Records supplied »
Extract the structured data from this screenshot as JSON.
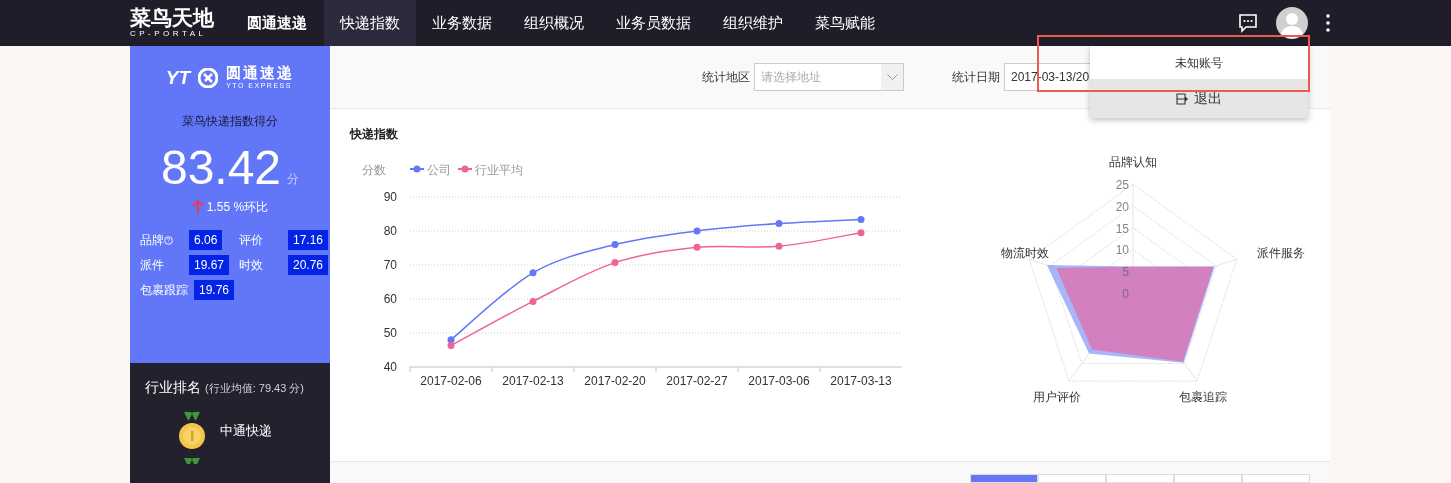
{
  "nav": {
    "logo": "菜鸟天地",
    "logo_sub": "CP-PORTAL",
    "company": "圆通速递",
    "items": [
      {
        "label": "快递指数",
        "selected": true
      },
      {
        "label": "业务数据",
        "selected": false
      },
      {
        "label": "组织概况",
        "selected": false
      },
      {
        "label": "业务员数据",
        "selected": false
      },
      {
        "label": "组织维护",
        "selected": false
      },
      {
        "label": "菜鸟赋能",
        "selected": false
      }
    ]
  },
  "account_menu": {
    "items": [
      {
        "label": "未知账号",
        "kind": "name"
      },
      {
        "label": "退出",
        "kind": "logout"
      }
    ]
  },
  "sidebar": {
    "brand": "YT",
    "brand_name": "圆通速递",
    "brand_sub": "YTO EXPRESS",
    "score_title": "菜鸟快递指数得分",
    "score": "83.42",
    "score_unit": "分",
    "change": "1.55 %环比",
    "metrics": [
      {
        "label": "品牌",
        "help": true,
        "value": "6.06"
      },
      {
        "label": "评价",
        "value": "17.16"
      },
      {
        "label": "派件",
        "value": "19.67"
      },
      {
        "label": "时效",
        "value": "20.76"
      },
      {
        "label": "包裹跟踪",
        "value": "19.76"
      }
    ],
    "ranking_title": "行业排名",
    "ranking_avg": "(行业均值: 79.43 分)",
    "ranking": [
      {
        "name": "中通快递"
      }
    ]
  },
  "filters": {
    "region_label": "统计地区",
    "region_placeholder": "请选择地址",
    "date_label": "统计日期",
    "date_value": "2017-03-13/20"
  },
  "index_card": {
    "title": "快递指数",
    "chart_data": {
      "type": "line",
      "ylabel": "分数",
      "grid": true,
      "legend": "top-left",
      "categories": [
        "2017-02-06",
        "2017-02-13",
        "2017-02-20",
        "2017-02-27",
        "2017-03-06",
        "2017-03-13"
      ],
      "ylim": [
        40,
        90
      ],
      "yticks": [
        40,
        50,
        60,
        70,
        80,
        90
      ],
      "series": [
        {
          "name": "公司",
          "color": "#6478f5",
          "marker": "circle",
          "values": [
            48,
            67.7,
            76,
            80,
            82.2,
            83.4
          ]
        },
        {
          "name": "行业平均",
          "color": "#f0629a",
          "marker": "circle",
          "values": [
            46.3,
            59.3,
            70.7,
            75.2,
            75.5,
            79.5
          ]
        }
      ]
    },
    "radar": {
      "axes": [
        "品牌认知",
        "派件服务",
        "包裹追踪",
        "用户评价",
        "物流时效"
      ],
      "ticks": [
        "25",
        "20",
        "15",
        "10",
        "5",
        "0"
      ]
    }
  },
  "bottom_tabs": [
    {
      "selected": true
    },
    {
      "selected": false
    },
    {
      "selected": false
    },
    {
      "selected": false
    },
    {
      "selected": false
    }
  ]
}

Directive » State the number of lines in the records that contain the string "true", and nothing more.

Solution to the problem » 4